<<<<
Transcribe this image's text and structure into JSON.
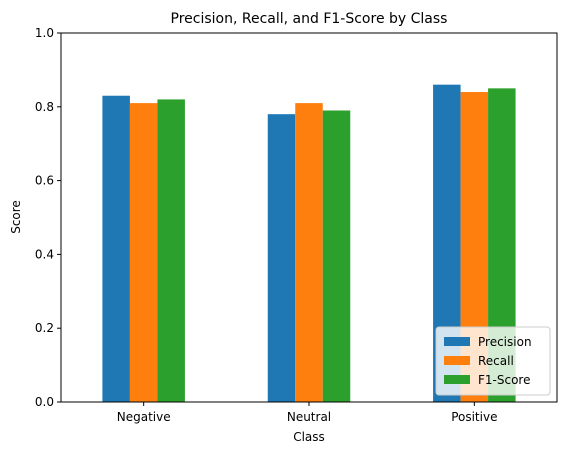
{
  "chart_data": {
    "type": "bar",
    "title": "Precision, Recall, and F1-Score by Class",
    "xlabel": "Class",
    "ylabel": "Score",
    "ylim": [
      0,
      1.0
    ],
    "yticks": [
      "0.0",
      "0.2",
      "0.4",
      "0.6",
      "0.8",
      "1.0"
    ],
    "categories": [
      "Negative",
      "Neutral",
      "Positive"
    ],
    "series": [
      {
        "name": "Precision",
        "color": "#1f77b4",
        "values": [
          0.83,
          0.78,
          0.86
        ]
      },
      {
        "name": "Recall",
        "color": "#ff7f0e",
        "values": [
          0.81,
          0.81,
          0.84
        ]
      },
      {
        "name": "F1-Score",
        "color": "#2ca02c",
        "values": [
          0.82,
          0.79,
          0.85
        ]
      }
    ],
    "legend_position": "lower right",
    "grid": false
  }
}
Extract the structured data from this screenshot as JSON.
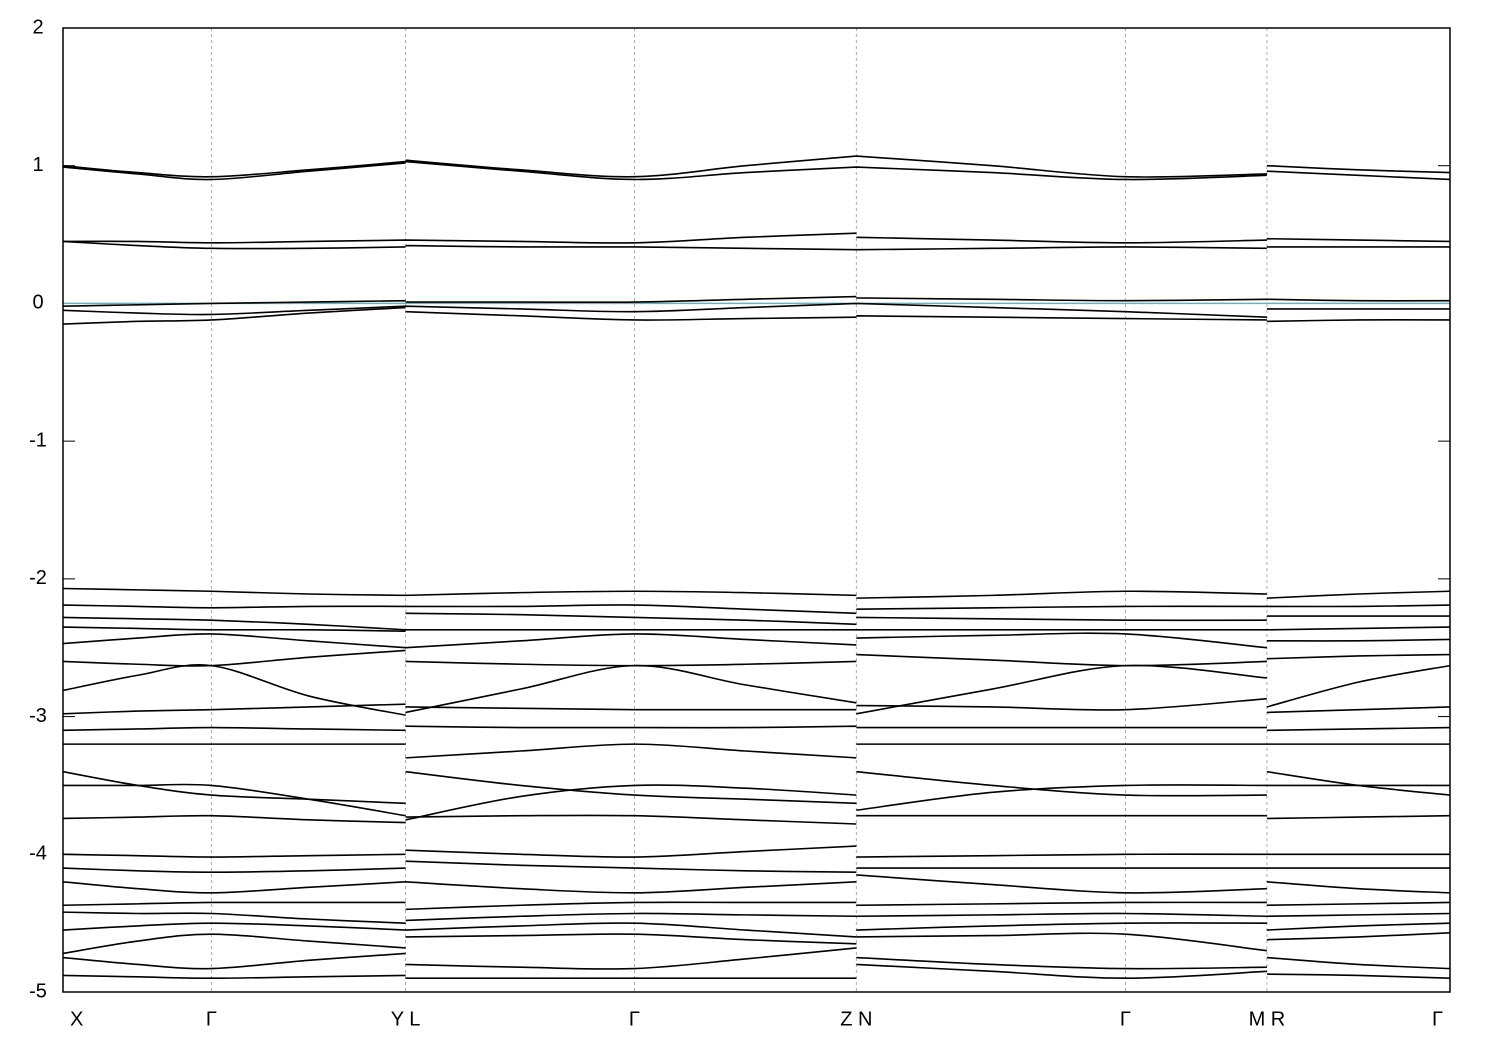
{
  "chart_data": {
    "type": "line",
    "x": [
      0,
      0.054,
      0.107,
      0.177,
      0.247,
      null,
      0.247,
      0.33,
      0.412,
      0.492,
      0.572,
      null,
      0.572,
      0.67,
      0.766,
      0.868,
      null,
      0.868,
      0.934,
      1.0
    ],
    "xlim": [
      0,
      1.0
    ],
    "xticks": [
      {
        "value": 0,
        "label": "X"
      },
      {
        "value": 0.107,
        "label": "Γ"
      },
      {
        "value": 0.247,
        "label": "Y L"
      },
      {
        "value": 0.412,
        "label": "Γ"
      },
      {
        "value": 0.572,
        "label": "Z N"
      },
      {
        "value": 0.766,
        "label": "Γ"
      },
      {
        "value": 0.868,
        "label": "M R"
      },
      {
        "value": 1.0,
        "label": "Γ"
      }
    ],
    "ylim": [
      -5,
      2
    ],
    "yticks": [
      -5,
      -4,
      -3,
      -2,
      -1,
      0,
      1,
      2
    ],
    "grid": true,
    "color": "#000000",
    "fermi_level": 0,
    "fermi_color": "#5bb8c8",
    "series": [
      {
        "values": [
          1.0,
          0.95,
          0.92,
          0.97,
          1.03,
          null,
          1.04,
          0.97,
          0.92,
          1.0,
          1.07,
          null,
          1.07,
          1.0,
          0.92,
          0.94,
          null,
          1.0,
          0.97,
          0.95
        ]
      },
      {
        "values": [
          0.99,
          0.94,
          0.9,
          0.96,
          1.02,
          null,
          1.03,
          0.96,
          0.9,
          0.95,
          0.99,
          null,
          0.99,
          0.95,
          0.9,
          0.93,
          null,
          0.96,
          0.93,
          0.9
        ]
      },
      {
        "values": [
          0.45,
          0.45,
          0.44,
          0.45,
          0.46,
          null,
          0.46,
          0.45,
          0.44,
          0.48,
          0.51,
          null,
          0.48,
          0.46,
          0.44,
          0.46,
          null,
          0.47,
          0.46,
          0.45
        ]
      },
      {
        "values": [
          0.45,
          0.42,
          0.4,
          0.4,
          0.41,
          null,
          0.42,
          0.41,
          0.41,
          0.4,
          0.39,
          null,
          0.39,
          0.4,
          0.41,
          0.4,
          null,
          0.41,
          0.41,
          0.41
        ]
      },
      {
        "values": [
          -0.02,
          -0.01,
          0.0,
          0.01,
          0.02,
          null,
          0.01,
          0.01,
          0.01,
          0.03,
          0.05,
          null,
          0.04,
          0.03,
          0.02,
          0.03,
          null,
          0.03,
          0.02,
          0.02
        ]
      },
      {
        "values": [
          -0.05,
          -0.07,
          -0.08,
          -0.05,
          -0.02,
          null,
          -0.02,
          -0.04,
          -0.06,
          -0.03,
          0.0,
          null,
          0.0,
          -0.03,
          -0.06,
          -0.1,
          null,
          -0.04,
          -0.04,
          -0.04
        ]
      },
      {
        "values": [
          -0.15,
          -0.13,
          -0.12,
          -0.07,
          -0.03,
          null,
          -0.06,
          -0.09,
          -0.12,
          -0.11,
          -0.1,
          null,
          -0.09,
          -0.1,
          -0.11,
          -0.12,
          null,
          -0.13,
          -0.12,
          -0.12
        ]
      },
      {
        "values": [
          -2.07,
          -2.08,
          -2.09,
          -2.11,
          -2.12,
          null,
          -2.12,
          -2.1,
          -2.09,
          -2.1,
          -2.12,
          null,
          -2.14,
          -2.12,
          -2.09,
          -2.11,
          null,
          -2.14,
          -2.11,
          -2.09
        ]
      },
      {
        "values": [
          -2.19,
          -2.2,
          -2.21,
          -2.2,
          -2.2,
          null,
          -2.2,
          -2.2,
          -2.19,
          -2.22,
          -2.25,
          null,
          -2.22,
          -2.21,
          -2.2,
          -2.2,
          null,
          -2.2,
          -2.2,
          -2.19
        ]
      },
      {
        "values": [
          -2.28,
          -2.29,
          -2.3,
          -2.33,
          -2.37,
          null,
          -2.25,
          -2.26,
          -2.28,
          -2.3,
          -2.33,
          null,
          -2.28,
          -2.29,
          -2.3,
          -2.3,
          null,
          -2.27,
          -2.27,
          -2.27
        ]
      },
      {
        "values": [
          -2.35,
          -2.36,
          -2.37,
          -2.37,
          -2.38,
          null,
          -2.37,
          -2.37,
          -2.37,
          -2.37,
          -2.37,
          null,
          -2.37,
          -2.37,
          -2.37,
          -2.37,
          null,
          -2.37,
          -2.36,
          -2.35
        ]
      },
      {
        "values": [
          -2.47,
          -2.43,
          -2.4,
          -2.45,
          -2.5,
          null,
          -2.5,
          -2.45,
          -2.4,
          -2.44,
          -2.48,
          null,
          -2.43,
          -2.41,
          -2.4,
          -2.5,
          null,
          -2.45,
          -2.45,
          -2.44
        ]
      },
      {
        "values": [
          -2.6,
          -2.62,
          -2.63,
          -2.57,
          -2.52,
          null,
          -2.6,
          -2.62,
          -2.63,
          -2.62,
          -2.6,
          null,
          -2.55,
          -2.59,
          -2.63,
          -2.6,
          null,
          -2.58,
          -2.56,
          -2.55
        ]
      },
      {
        "values": [
          -2.81,
          -2.7,
          -2.63,
          -2.85,
          -2.99,
          null,
          -2.97,
          -2.8,
          -2.63,
          -2.77,
          -2.9,
          null,
          -2.98,
          -2.8,
          -2.63,
          -2.72,
          null,
          -2.93,
          -2.75,
          -2.63
        ]
      },
      {
        "values": [
          -2.98,
          -2.96,
          -2.95,
          -2.93,
          -2.91,
          null,
          -2.93,
          -2.94,
          -2.95,
          -2.95,
          -2.95,
          null,
          -2.92,
          -2.93,
          -2.95,
          -2.87,
          null,
          -2.97,
          -2.95,
          -2.93
        ]
      },
      {
        "values": [
          -3.1,
          -3.09,
          -3.08,
          -3.09,
          -3.1,
          null,
          -3.07,
          -3.08,
          -3.08,
          -3.08,
          -3.07,
          null,
          -3.08,
          -3.08,
          -3.08,
          -3.08,
          null,
          -3.1,
          -3.09,
          -3.08
        ]
      },
      {
        "values": [
          -3.2,
          -3.2,
          -3.2,
          -3.2,
          -3.2,
          null,
          -3.3,
          -3.25,
          -3.2,
          -3.25,
          -3.3,
          null,
          -3.2,
          -3.2,
          -3.2,
          -3.2,
          null,
          -3.2,
          -3.2,
          -3.2
        ]
      },
      {
        "values": [
          -3.4,
          -3.5,
          -3.57,
          -3.6,
          -3.63,
          null,
          -3.4,
          -3.5,
          -3.57,
          -3.6,
          -3.63,
          null,
          -3.4,
          -3.5,
          -3.57,
          -3.57,
          null,
          -3.4,
          -3.5,
          -3.57
        ]
      },
      {
        "values": [
          -3.5,
          -3.5,
          -3.5,
          -3.6,
          -3.72,
          null,
          -3.75,
          -3.58,
          -3.5,
          -3.52,
          -3.57,
          null,
          -3.68,
          -3.55,
          -3.5,
          -3.5,
          null,
          -3.5,
          -3.5,
          -3.5
        ]
      },
      {
        "values": [
          -3.74,
          -3.73,
          -3.72,
          -3.75,
          -3.77,
          null,
          -3.73,
          -3.72,
          -3.72,
          -3.75,
          -3.78,
          null,
          -3.72,
          -3.72,
          -3.72,
          -3.72,
          null,
          -3.74,
          -3.73,
          -3.72
        ]
      },
      {
        "values": [
          -4.0,
          -4.01,
          -4.02,
          -4.01,
          -4.0,
          null,
          -3.97,
          -4.0,
          -4.02,
          -3.98,
          -3.94,
          null,
          -4.02,
          -4.01,
          -4.0,
          -4.0,
          null,
          -4.0,
          -4.0,
          -4.0
        ]
      },
      {
        "values": [
          -4.1,
          -4.12,
          -4.13,
          -4.12,
          -4.1,
          null,
          -4.05,
          -4.08,
          -4.1,
          -4.12,
          -4.13,
          null,
          -4.1,
          -4.1,
          -4.1,
          -4.1,
          null,
          -4.1,
          -4.1,
          -4.1
        ]
      },
      {
        "values": [
          -4.2,
          -4.25,
          -4.28,
          -4.24,
          -4.2,
          null,
          -4.2,
          -4.25,
          -4.28,
          -4.24,
          -4.2,
          null,
          -4.15,
          -4.22,
          -4.28,
          -4.25,
          null,
          -4.2,
          -4.25,
          -4.28
        ]
      },
      {
        "values": [
          -4.37,
          -4.36,
          -4.35,
          -4.35,
          -4.35,
          null,
          -4.4,
          -4.37,
          -4.35,
          -4.35,
          -4.35,
          null,
          -4.37,
          -4.36,
          -4.35,
          -4.35,
          null,
          -4.37,
          -4.36,
          -4.35
        ]
      },
      {
        "values": [
          -4.42,
          -4.43,
          -4.43,
          -4.47,
          -4.5,
          null,
          -4.48,
          -4.45,
          -4.43,
          -4.44,
          -4.45,
          null,
          -4.45,
          -4.44,
          -4.43,
          -4.45,
          null,
          -4.45,
          -4.44,
          -4.43
        ]
      },
      {
        "values": [
          -4.55,
          -4.52,
          -4.5,
          -4.52,
          -4.55,
          null,
          -4.55,
          -4.52,
          -4.5,
          -4.55,
          -4.6,
          null,
          -4.55,
          -4.52,
          -4.5,
          -4.5,
          null,
          -4.55,
          -4.52,
          -4.5
        ]
      },
      {
        "values": [
          -4.72,
          -4.63,
          -4.58,
          -4.63,
          -4.68,
          null,
          -4.6,
          -4.59,
          -4.58,
          -4.62,
          -4.65,
          null,
          -4.6,
          -4.59,
          -4.58,
          -4.7,
          null,
          -4.62,
          -4.6,
          -4.57
        ]
      },
      {
        "values": [
          -4.75,
          -4.8,
          -4.83,
          -4.77,
          -4.72,
          null,
          -4.8,
          -4.82,
          -4.83,
          -4.76,
          -4.68,
          null,
          -4.75,
          -4.8,
          -4.83,
          -4.82,
          null,
          -4.75,
          -4.8,
          -4.83
        ]
      },
      {
        "values": [
          -4.88,
          -4.89,
          -4.9,
          -4.89,
          -4.88,
          null,
          -4.9,
          -4.9,
          -4.9,
          -4.9,
          -4.9,
          null,
          -4.8,
          -4.85,
          -4.9,
          -4.85,
          null,
          -4.87,
          -4.88,
          -4.9
        ]
      }
    ]
  }
}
>>>>
* WHAT YOU ARE ASKED TO DO:
Determine the number of lines in the listing that hold the word "Score", and supply that number and nothing further.

* FULL SOLUTION:
3